___ Raw records ___

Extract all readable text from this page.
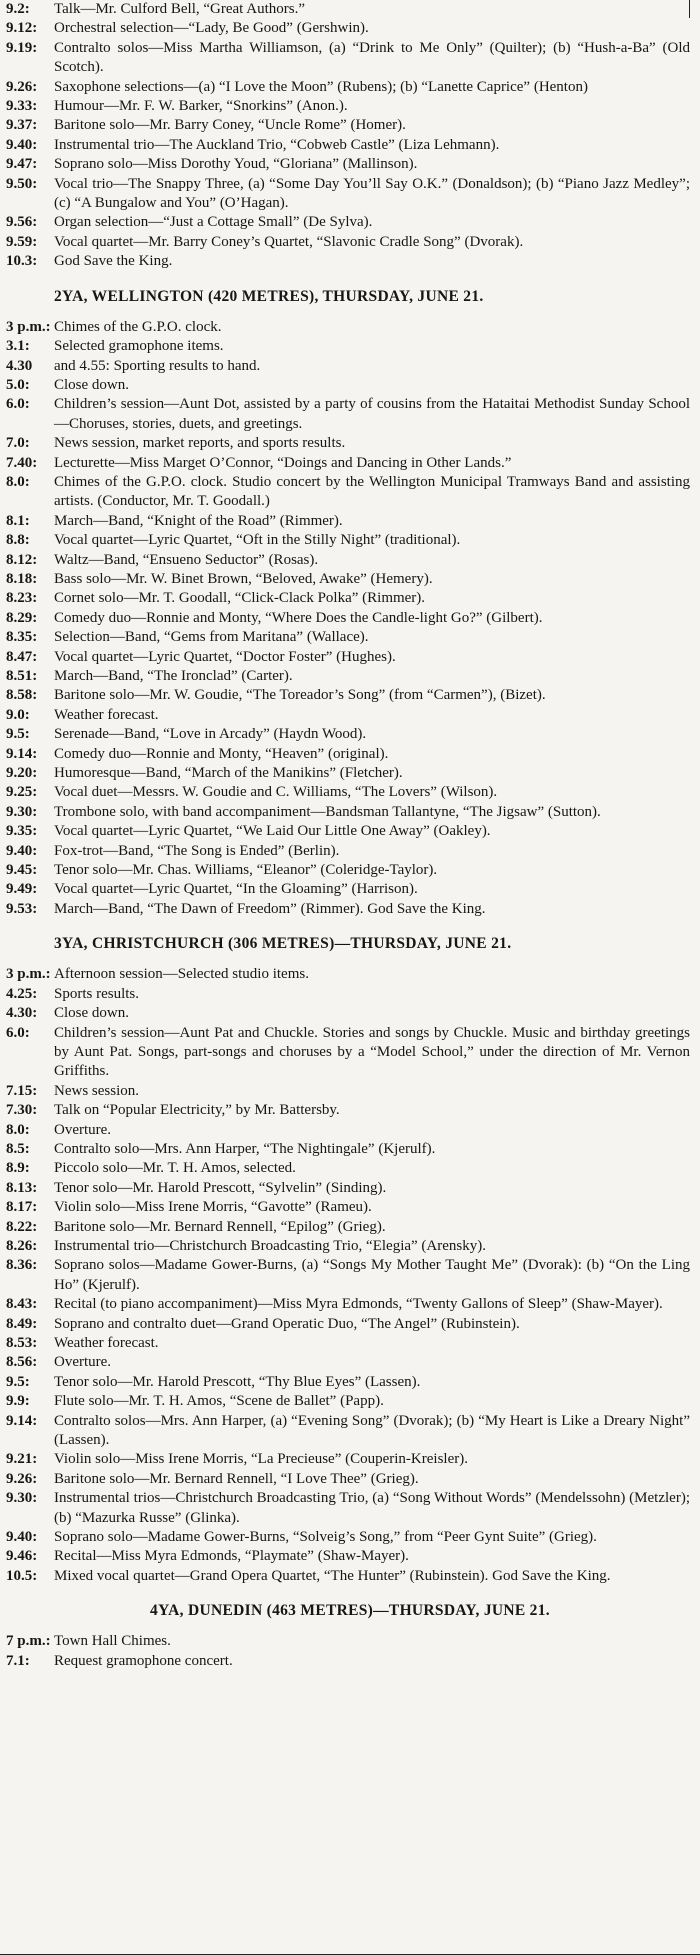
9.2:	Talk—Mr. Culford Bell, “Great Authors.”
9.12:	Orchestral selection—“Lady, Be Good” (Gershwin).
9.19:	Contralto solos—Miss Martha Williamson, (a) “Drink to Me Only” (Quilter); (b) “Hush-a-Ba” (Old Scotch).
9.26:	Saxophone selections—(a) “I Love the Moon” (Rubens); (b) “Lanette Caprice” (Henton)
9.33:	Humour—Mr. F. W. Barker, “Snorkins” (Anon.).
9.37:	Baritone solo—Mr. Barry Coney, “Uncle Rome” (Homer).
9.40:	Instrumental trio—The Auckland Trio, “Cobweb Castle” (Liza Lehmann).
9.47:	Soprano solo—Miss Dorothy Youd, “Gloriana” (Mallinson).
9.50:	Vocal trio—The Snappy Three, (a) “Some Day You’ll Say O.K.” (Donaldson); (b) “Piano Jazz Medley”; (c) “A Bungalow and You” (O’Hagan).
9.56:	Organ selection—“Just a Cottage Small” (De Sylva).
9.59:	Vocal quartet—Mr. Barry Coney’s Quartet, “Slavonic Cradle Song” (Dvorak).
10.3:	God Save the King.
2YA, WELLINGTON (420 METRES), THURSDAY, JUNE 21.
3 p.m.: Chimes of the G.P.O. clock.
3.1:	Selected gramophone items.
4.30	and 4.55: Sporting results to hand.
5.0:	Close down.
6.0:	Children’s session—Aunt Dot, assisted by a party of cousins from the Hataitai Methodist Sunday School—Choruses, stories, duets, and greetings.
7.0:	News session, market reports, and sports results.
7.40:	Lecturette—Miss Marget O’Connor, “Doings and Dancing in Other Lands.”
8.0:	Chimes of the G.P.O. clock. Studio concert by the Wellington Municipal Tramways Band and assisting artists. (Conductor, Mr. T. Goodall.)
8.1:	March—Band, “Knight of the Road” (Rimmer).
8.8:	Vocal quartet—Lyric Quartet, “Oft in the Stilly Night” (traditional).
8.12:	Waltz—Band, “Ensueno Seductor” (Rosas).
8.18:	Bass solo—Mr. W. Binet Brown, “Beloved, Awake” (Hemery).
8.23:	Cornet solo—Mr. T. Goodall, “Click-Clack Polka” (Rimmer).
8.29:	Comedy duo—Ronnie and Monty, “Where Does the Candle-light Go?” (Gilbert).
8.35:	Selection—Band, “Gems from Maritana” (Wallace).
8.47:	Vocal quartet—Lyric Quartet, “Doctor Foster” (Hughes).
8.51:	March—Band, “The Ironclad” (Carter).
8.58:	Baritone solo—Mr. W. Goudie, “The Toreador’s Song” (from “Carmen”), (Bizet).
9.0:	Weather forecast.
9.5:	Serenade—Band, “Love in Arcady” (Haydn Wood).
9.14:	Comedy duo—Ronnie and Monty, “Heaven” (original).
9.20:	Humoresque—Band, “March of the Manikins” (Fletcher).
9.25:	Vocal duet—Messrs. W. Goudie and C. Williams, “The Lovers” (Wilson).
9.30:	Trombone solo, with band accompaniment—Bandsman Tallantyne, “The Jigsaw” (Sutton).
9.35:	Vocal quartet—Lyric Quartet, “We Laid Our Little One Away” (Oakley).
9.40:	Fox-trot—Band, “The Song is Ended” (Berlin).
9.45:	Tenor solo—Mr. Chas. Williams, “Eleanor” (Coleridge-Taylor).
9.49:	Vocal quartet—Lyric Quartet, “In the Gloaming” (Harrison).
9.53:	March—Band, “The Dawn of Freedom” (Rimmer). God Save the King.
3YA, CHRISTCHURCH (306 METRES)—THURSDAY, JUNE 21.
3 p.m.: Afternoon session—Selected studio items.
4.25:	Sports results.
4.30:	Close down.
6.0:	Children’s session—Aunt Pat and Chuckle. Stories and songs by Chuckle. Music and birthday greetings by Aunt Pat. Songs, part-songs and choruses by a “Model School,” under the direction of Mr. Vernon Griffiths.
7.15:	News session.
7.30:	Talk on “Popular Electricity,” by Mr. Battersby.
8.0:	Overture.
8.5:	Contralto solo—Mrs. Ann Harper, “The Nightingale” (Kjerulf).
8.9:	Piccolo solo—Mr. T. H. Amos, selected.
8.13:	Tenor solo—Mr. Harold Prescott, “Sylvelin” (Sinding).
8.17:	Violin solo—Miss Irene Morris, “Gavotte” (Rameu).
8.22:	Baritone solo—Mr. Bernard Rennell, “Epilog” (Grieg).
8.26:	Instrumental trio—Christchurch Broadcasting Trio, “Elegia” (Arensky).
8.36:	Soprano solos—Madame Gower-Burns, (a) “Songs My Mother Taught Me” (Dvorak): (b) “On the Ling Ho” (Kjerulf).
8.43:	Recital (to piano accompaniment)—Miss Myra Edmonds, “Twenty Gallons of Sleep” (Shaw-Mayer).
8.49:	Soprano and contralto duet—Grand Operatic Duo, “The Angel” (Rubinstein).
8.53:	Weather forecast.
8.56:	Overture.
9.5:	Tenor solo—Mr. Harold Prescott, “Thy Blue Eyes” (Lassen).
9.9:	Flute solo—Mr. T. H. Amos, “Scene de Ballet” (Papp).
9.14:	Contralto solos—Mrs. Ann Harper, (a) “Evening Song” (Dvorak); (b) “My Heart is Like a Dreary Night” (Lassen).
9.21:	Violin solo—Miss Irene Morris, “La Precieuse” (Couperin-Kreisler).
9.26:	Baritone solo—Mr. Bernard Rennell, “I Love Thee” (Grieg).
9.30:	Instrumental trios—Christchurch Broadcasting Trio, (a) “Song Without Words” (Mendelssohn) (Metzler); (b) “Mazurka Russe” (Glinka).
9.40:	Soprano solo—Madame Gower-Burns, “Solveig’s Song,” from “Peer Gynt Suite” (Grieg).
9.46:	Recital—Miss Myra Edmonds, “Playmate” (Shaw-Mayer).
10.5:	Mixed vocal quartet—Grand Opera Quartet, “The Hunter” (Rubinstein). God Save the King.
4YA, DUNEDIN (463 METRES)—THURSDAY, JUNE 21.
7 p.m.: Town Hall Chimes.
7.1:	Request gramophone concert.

___
___ Raw records ___

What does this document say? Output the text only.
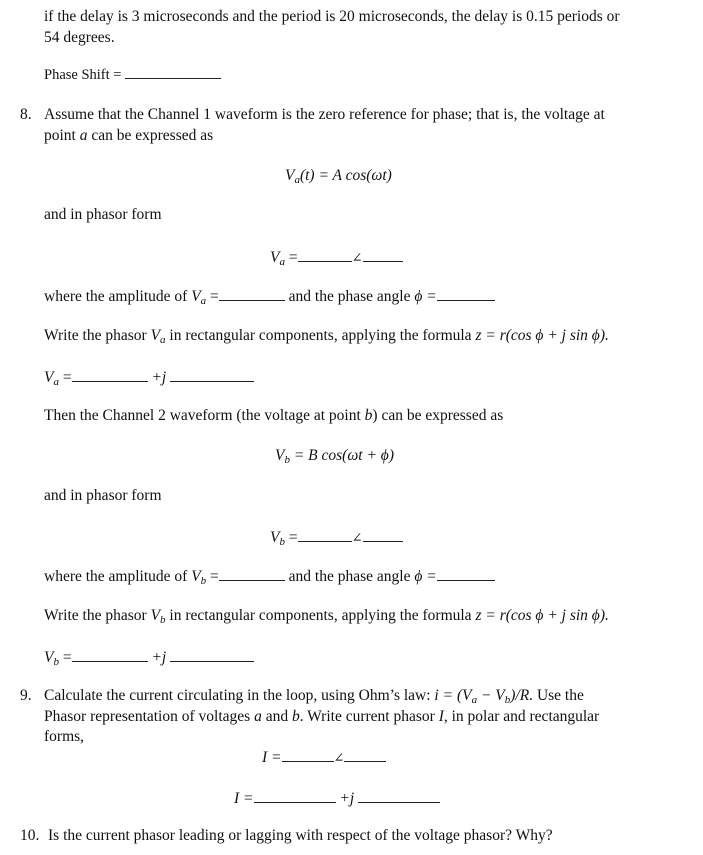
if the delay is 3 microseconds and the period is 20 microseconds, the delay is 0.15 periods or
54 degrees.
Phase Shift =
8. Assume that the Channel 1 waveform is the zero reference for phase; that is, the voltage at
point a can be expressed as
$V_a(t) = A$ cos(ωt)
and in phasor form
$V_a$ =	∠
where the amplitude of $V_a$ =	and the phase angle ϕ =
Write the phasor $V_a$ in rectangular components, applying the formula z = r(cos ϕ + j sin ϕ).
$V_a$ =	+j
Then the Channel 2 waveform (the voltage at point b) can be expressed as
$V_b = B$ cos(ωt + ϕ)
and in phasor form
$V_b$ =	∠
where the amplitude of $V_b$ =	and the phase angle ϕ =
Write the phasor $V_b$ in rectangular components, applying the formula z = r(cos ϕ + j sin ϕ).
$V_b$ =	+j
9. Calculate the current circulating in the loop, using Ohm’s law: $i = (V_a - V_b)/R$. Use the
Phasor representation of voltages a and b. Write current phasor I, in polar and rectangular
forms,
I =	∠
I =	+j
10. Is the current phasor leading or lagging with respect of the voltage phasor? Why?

___
___ Raw records ___

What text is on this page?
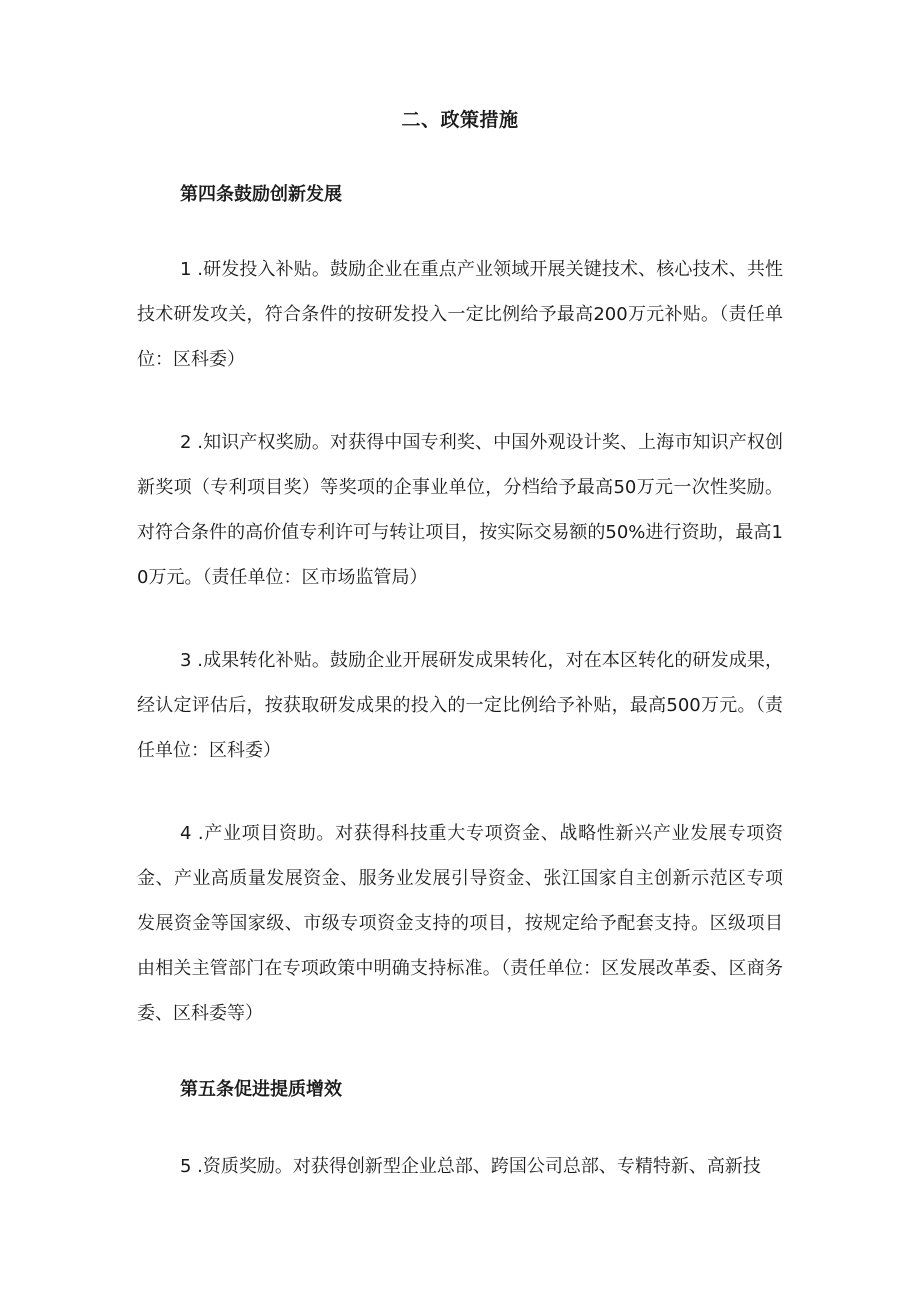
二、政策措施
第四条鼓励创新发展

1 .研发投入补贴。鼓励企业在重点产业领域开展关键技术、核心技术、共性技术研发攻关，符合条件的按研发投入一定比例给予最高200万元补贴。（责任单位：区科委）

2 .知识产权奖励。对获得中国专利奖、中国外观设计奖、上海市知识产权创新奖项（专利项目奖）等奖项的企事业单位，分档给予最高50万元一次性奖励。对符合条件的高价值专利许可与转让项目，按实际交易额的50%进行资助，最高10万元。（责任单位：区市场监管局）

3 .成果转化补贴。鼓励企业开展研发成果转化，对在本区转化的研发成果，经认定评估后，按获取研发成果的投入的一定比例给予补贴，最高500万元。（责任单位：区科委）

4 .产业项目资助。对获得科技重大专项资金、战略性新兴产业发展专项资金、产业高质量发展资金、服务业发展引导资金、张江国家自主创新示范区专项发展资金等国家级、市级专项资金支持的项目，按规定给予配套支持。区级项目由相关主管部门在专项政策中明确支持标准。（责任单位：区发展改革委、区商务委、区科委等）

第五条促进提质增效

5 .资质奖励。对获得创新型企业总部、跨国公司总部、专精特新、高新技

___

## Written exercise
Provide solely the number of lines in the data that include the word "expressed".

## Output below
2